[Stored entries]
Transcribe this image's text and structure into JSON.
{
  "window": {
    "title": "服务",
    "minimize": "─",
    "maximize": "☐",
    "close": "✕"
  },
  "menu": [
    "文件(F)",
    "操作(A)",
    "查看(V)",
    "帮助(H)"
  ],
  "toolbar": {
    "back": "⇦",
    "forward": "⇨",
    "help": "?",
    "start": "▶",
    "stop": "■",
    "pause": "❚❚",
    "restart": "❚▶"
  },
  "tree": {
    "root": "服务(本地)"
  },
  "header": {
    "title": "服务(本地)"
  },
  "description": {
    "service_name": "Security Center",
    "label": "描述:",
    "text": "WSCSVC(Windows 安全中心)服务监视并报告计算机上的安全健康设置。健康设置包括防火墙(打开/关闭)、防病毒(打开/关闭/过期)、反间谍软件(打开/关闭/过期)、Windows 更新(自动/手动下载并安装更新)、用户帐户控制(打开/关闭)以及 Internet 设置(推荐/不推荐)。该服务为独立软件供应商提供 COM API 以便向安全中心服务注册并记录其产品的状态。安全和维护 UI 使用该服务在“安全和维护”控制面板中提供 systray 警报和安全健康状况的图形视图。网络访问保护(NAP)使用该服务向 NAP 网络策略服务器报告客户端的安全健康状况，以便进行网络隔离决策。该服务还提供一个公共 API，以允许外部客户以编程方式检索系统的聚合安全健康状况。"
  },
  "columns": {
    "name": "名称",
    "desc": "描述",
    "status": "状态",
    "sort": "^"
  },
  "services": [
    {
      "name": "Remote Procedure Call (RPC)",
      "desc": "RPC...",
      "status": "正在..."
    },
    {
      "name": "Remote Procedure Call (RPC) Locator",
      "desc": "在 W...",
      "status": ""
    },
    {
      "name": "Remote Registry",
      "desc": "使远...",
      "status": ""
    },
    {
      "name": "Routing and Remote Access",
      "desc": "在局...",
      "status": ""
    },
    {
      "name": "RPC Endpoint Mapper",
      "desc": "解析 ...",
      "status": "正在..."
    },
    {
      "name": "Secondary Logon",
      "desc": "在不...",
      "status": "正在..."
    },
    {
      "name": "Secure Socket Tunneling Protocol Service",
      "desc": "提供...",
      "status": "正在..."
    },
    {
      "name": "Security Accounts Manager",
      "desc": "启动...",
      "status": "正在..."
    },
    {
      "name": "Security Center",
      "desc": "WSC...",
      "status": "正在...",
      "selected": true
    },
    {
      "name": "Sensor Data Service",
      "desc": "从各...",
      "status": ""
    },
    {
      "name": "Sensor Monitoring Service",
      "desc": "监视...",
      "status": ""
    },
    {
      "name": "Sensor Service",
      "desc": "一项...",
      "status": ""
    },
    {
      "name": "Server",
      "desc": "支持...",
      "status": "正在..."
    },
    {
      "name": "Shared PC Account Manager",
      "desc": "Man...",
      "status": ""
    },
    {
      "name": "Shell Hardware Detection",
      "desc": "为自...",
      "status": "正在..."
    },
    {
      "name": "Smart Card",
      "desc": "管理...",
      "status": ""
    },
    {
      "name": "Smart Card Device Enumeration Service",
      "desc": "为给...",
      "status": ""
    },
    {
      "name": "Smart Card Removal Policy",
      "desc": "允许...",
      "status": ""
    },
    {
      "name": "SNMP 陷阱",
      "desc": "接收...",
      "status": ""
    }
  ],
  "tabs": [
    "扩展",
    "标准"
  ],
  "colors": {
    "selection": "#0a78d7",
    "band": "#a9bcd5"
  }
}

▶ [TASK TO COMPLETE]:
Print all the data exactly.

▶ [EXERCISE ANSWER]:
Transcribe this image's text and structure into JSON.
{
  "window": {
    "title": "服务",
    "minimize": "─",
    "maximize": "☐",
    "close": "✕"
  },
  "menu": [
    "文件(F)",
    "操作(A)",
    "查看(V)",
    "帮助(H)"
  ],
  "toolbar": {
    "back": "⇦",
    "forward": "⇨",
    "help": "?",
    "start": "▶",
    "stop": "■",
    "pause": "❚❚",
    "restart": "❚▶"
  },
  "tree": {
    "root": "服务(本地)"
  },
  "header": {
    "title": "服务(本地)"
  },
  "description": {
    "service_name": "Security Center",
    "label": "描述:",
    "text": "WSCSVC(Windows 安全中心)服务监视并报告计算机上的安全健康设置。健康设置包括防火墙(打开/关闭)、防病毒(打开/关闭/过期)、反间谍软件(打开/关闭/过期)、Windows 更新(自动/手动下载并安装更新)、用户帐户控制(打开/关闭)以及 Internet 设置(推荐/不推荐)。该服务为独立软件供应商提供 COM API 以便向安全中心服务注册并记录其产品的状态。安全和维护 UI 使用该服务在“安全和维护”控制面板中提供 systray 警报和安全健康状况的图形视图。网络访问保护(NAP)使用该服务向 NAP 网络策略服务器报告客户端的安全健康状况，以便进行网络隔离决策。该服务还提供一个公共 API，以允许外部客户以编程方式检索系统的聚合安全健康状况。"
  },
  "columns": {
    "name": "名称",
    "desc": "描述",
    "status": "状态",
    "sort": "^"
  },
  "services": [
    {
      "name": "Remote Procedure Call (RPC)",
      "desc": "RPC...",
      "status": "正在..."
    },
    {
      "name": "Remote Procedure Call (RPC) Locator",
      "desc": "在 W...",
      "status": ""
    },
    {
      "name": "Remote Registry",
      "desc": "使远...",
      "status": ""
    },
    {
      "name": "Routing and Remote Access",
      "desc": "在局...",
      "status": ""
    },
    {
      "name": "RPC Endpoint Mapper",
      "desc": "解析 ...",
      "status": "正在..."
    },
    {
      "name": "Secondary Logon",
      "desc": "在不...",
      "status": "正在..."
    },
    {
      "name": "Secure Socket Tunneling Protocol Service",
      "desc": "提供...",
      "status": "正在..."
    },
    {
      "name": "Security Accounts Manager",
      "desc": "启动...",
      "status": "正在..."
    },
    {
      "name": "Security Center",
      "desc": "WSC...",
      "status": "正在...",
      "selected": true
    },
    {
      "name": "Sensor Data Service",
      "desc": "从各...",
      "status": ""
    },
    {
      "name": "Sensor Monitoring Service",
      "desc": "监视...",
      "status": ""
    },
    {
      "name": "Sensor Service",
      "desc": "一项...",
      "status": ""
    },
    {
      "name": "Server",
      "desc": "支持...",
      "status": "正在..."
    },
    {
      "name": "Shared PC Account Manager",
      "desc": "Man...",
      "status": ""
    },
    {
      "name": "Shell Hardware Detection",
      "desc": "为自...",
      "status": "正在..."
    },
    {
      "name": "Smart Card",
      "desc": "管理...",
      "status": ""
    },
    {
      "name": "Smart Card Device Enumeration Service",
      "desc": "为给...",
      "status": ""
    },
    {
      "name": "Smart Card Removal Policy",
      "desc": "允许...",
      "status": ""
    },
    {
      "name": "SNMP 陷阱",
      "desc": "接收...",
      "status": ""
    }
  ],
  "tabs": [
    "扩展",
    "标准"
  ],
  "colors": {
    "selection": "#0a78d7",
    "band": "#a9bcd5"
  }
}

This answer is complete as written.